_WORK INSTRUCTIONS_
Repeat every line exactly, keeping the pictures out of the copy.

Collected data:

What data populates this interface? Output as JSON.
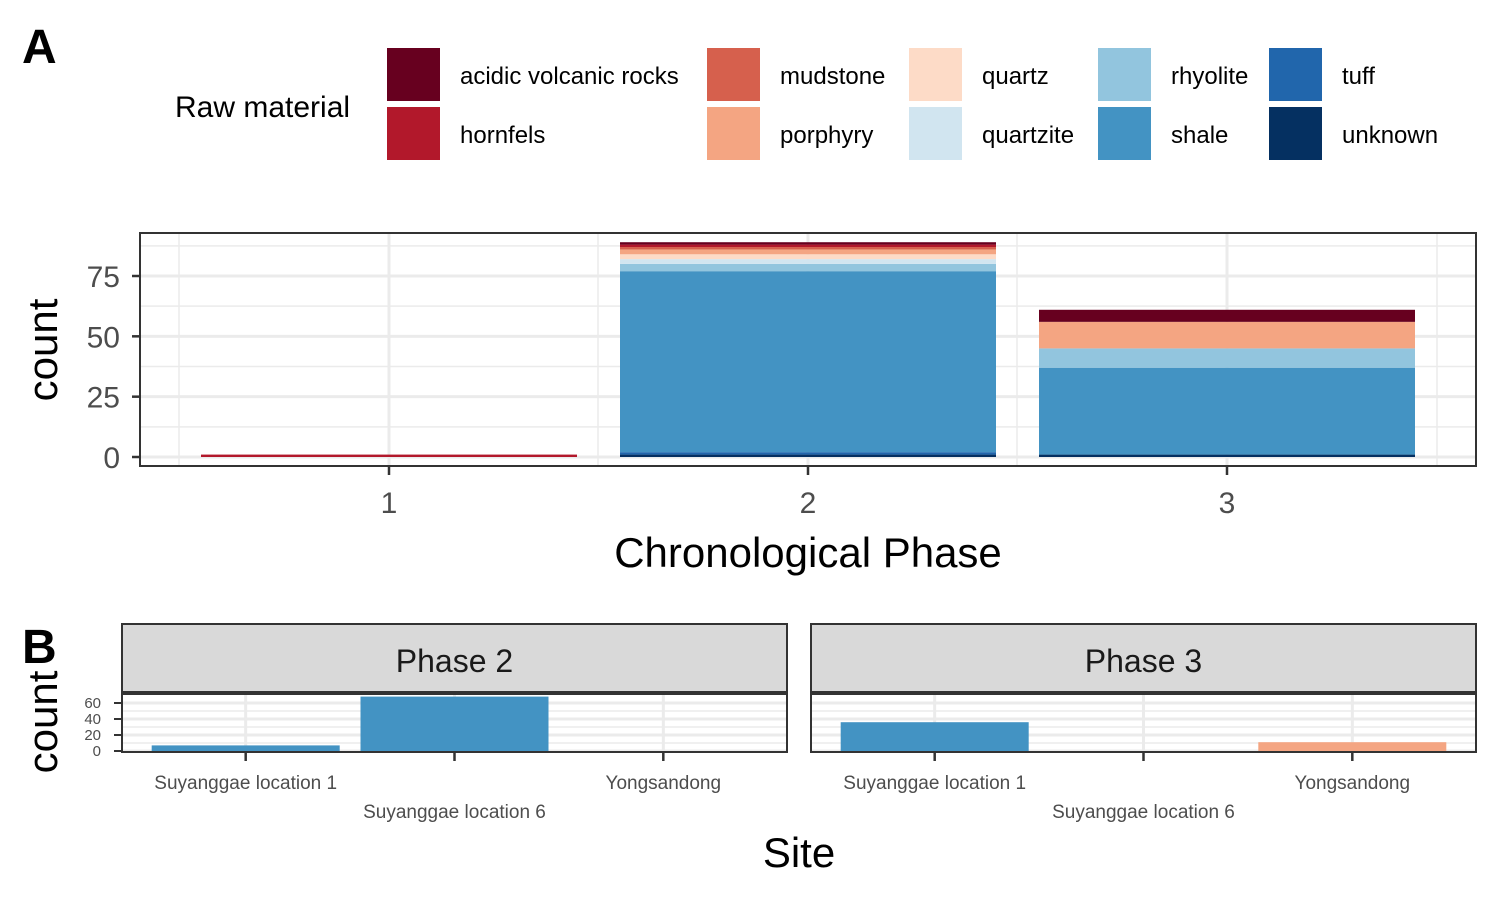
{
  "panel_labels": {
    "a": "A",
    "b": "B"
  },
  "legend": {
    "title": "Raw material",
    "items": [
      {
        "label": "acidic volcanic rocks",
        "color": "#67001f"
      },
      {
        "label": "hornfels",
        "color": "#b2182b"
      },
      {
        "label": "mudstone",
        "color": "#d6604d"
      },
      {
        "label": "porphyry",
        "color": "#f4a582"
      },
      {
        "label": "quartz",
        "color": "#fddbc7"
      },
      {
        "label": "quartzite",
        "color": "#d1e5f0"
      },
      {
        "label": "rhyolite",
        "color": "#92c5de"
      },
      {
        "label": "shale",
        "color": "#4393c3"
      },
      {
        "label": "tuff",
        "color": "#2166ac"
      },
      {
        "label": "unknown",
        "color": "#053061"
      }
    ]
  },
  "chart_data": [
    {
      "type": "bar",
      "stacked": true,
      "categories": [
        "1",
        "2",
        "3"
      ],
      "xlabel": "Chronological Phase",
      "ylabel": "count",
      "ylim": [
        0,
        90
      ],
      "yticks": [
        0,
        25,
        50,
        75
      ],
      "grid": true,
      "legend_position": "top",
      "series": [
        {
          "name": "acidic volcanic rocks",
          "values": [
            0,
            1,
            5
          ]
        },
        {
          "name": "hornfels",
          "values": [
            1,
            1,
            0
          ]
        },
        {
          "name": "mudstone",
          "values": [
            0,
            1,
            0
          ]
        },
        {
          "name": "porphyry",
          "values": [
            0,
            2,
            11
          ]
        },
        {
          "name": "quartz",
          "values": [
            0,
            2,
            0
          ]
        },
        {
          "name": "quartzite",
          "values": [
            0,
            2,
            0
          ]
        },
        {
          "name": "rhyolite",
          "values": [
            0,
            3,
            8
          ]
        },
        {
          "name": "shale",
          "values": [
            0,
            75,
            36
          ]
        },
        {
          "name": "tuff",
          "values": [
            0,
            1,
            0
          ]
        },
        {
          "name": "unknown",
          "values": [
            0,
            1,
            1
          ]
        }
      ]
    },
    {
      "type": "bar",
      "facets": [
        "Phase 2",
        "Phase 3"
      ],
      "categories": [
        "Suyanggae location 1",
        "Suyanggae location 6",
        "Yongsandong"
      ],
      "xlabel": "Site",
      "ylabel": "count",
      "ylim": [
        0,
        70
      ],
      "yticks": [
        0,
        20,
        40,
        60
      ],
      "grid": true,
      "panels": [
        {
          "facet": "Phase 2",
          "bars": [
            {
              "site": "Suyanggae location 1",
              "value": 7,
              "material": "shale"
            },
            {
              "site": "Suyanggae location 6",
              "value": 68,
              "material": "shale"
            },
            {
              "site": "Yongsandong",
              "value": 0,
              "material": ""
            }
          ]
        },
        {
          "facet": "Phase 3",
          "bars": [
            {
              "site": "Suyanggae location 1",
              "value": 36,
              "material": "shale"
            },
            {
              "site": "Suyanggae location 6",
              "value": 0,
              "material": ""
            },
            {
              "site": "Yongsandong",
              "value": 11,
              "material": "porphyry"
            }
          ]
        }
      ]
    }
  ]
}
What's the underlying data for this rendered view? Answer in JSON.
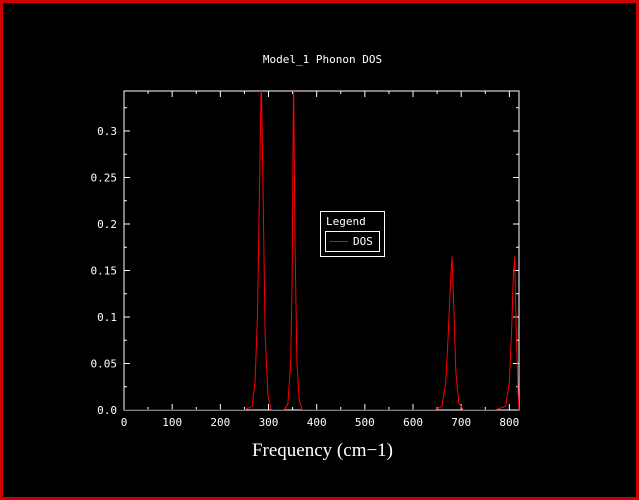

_FINISHED ANSWER_
What data populates this interface? Output as JSON.
{
  "panel_labels": {
    "a": "A",
    "b": "B"
  },
  "legend": {
    "title": "Raw material",
    "items": [
      {
        "label": "acidic volcanic rocks",
        "color": "#67001f"
      },
      {
        "label": "hornfels",
        "color": "#b2182b"
      },
      {
        "label": "mudstone",
        "color": "#d6604d"
      },
      {
        "label": "porphyry",
        "color": "#f4a582"
      },
      {
        "label": "quartz",
        "color": "#fddbc7"
      },
      {
        "label": "quartzite",
        "color": "#d1e5f0"
      },
      {
        "label": "rhyolite",
        "color": "#92c5de"
      },
      {
        "label": "shale",
        "color": "#4393c3"
      },
      {
        "label": "tuff",
        "color": "#2166ac"
      },
      {
        "label": "unknown",
        "color": "#053061"
      }
    ]
  },
  "chart_data": [
    {
      "type": "bar",
      "stacked": true,
      "categories": [
        "1",
        "2",
        "3"
      ],
      "xlabel": "Chronological Phase",
      "ylabel": "count",
      "ylim": [
        0,
        90
      ],
      "yticks": [
        0,
        25,
        50,
        75
      ],
      "grid": true,
      "legend_position": "top",
      "series": [
        {
          "name": "acidic volcanic rocks",
          "values": [
            0,
            1,
            5
          ]
        },
        {
          "name": "hornfels",
          "values": [
            1,
            1,
            0
          ]
        },
        {
          "name": "mudstone",
          "values": [
            0,
            1,
            0
          ]
        },
        {
          "name": "porphyry",
          "values": [
            0,
            2,
            11
          ]
        },
        {
          "name": "quartz",
          "values": [
            0,
            2,
            0
          ]
        },
        {
          "name": "quartzite",
          "values": [
            0,
            2,
            0
          ]
        },
        {
          "name": "rhyolite",
          "values": [
            0,
            3,
            8
          ]
        },
        {
          "name": "shale",
          "values": [
            0,
            75,
            36
          ]
        },
        {
          "name": "tuff",
          "values": [
            0,
            1,
            0
          ]
        },
        {
          "name": "unknown",
          "values": [
            0,
            1,
            1
          ]
        }
      ]
    },
    {
      "type": "bar",
      "facets": [
        "Phase 2",
        "Phase 3"
      ],
      "categories": [
        "Suyanggae location 1",
        "Suyanggae location 6",
        "Yongsandong"
      ],
      "xlabel": "Site",
      "ylabel": "count",
      "ylim": [
        0,
        70
      ],
      "yticks": [
        0,
        20,
        40,
        60
      ],
      "grid": true,
      "panels": [
        {
          "facet": "Phase 2",
          "bars": [
            {
              "site": "Suyanggae location 1",
              "value": 7,
              "material": "shale"
            },
            {
              "site": "Suyanggae location 6",
              "value": 68,
              "material": "shale"
            },
            {
              "site": "Yongsandong",
              "value": 0,
              "material": ""
            }
          ]
        },
        {
          "facet": "Phase 3",
          "bars": [
            {
              "site": "Suyanggae location 1",
              "value": 36,
              "material": "shale"
            },
            {
              "site": "Suyanggae location 6",
              "value": 0,
              "material": ""
            },
            {
              "site": "Yongsandong",
              "value": 11,
              "material": "porphyry"
            }
          ]
        }
      ]
    }
  ]
}
What's the underlying data for this rendered view? Answer in JSON.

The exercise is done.